━━━━━ RECORDS FOR THIS EXERCISE

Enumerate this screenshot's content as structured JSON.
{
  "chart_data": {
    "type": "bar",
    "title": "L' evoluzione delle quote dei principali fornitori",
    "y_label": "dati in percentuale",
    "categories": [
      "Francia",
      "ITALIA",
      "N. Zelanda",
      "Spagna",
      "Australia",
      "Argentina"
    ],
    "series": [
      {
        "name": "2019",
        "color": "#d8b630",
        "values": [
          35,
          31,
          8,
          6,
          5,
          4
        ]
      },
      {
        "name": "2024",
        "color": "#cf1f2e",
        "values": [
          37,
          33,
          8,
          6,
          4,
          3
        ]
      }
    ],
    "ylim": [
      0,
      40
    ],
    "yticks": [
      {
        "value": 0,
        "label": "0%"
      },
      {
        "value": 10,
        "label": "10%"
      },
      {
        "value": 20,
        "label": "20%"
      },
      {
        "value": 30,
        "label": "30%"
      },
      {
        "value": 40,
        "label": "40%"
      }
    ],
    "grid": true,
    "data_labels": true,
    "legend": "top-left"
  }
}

━━━━━━━━━━
━━━━━ RECORDS FOR THIS EXERCISE

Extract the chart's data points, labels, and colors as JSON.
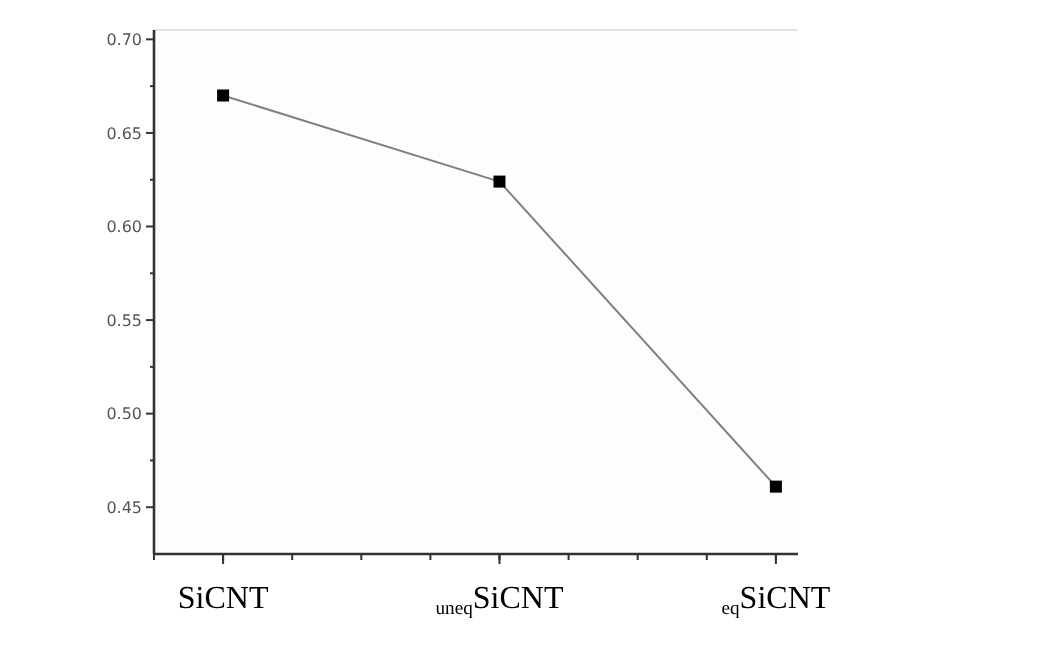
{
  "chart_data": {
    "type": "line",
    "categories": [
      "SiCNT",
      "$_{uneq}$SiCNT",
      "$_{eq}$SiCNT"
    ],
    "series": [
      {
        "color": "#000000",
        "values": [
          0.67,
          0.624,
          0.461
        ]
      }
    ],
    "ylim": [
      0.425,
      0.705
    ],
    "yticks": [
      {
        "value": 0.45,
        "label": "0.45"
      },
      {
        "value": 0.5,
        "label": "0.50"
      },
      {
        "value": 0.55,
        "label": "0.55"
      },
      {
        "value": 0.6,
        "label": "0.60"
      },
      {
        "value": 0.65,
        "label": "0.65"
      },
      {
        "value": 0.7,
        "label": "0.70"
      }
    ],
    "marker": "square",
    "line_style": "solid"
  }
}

━━━━━━━━━━
━━━━━ RECORDS FOR THIS EXERCISE

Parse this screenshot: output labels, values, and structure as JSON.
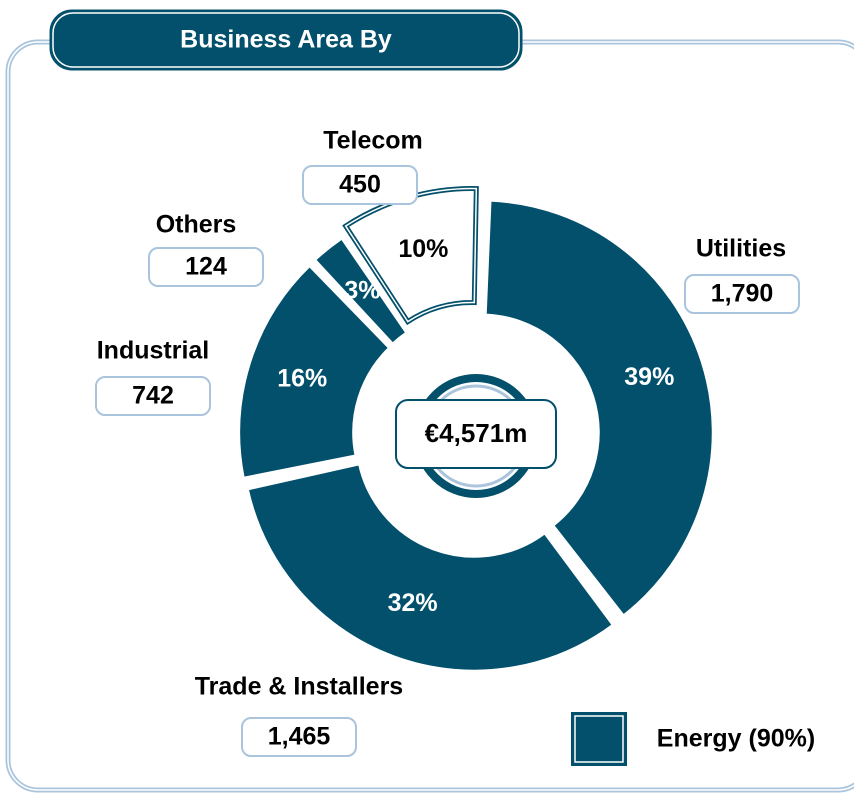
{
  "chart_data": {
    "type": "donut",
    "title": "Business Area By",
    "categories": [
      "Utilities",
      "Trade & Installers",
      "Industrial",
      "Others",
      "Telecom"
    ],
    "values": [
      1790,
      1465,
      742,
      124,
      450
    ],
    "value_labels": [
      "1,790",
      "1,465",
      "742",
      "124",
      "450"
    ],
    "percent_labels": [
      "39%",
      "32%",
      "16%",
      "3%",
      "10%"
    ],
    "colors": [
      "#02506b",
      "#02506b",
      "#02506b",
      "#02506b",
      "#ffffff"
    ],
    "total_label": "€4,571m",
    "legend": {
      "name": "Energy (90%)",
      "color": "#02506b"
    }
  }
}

━━━━━━━━━━

### YOUR TASK
Extract each line from the listing that holds the word "title".

### RESULT
    "title": "L' evoluzione delle quote dei principali fornitori",
    "title": "Business Area By",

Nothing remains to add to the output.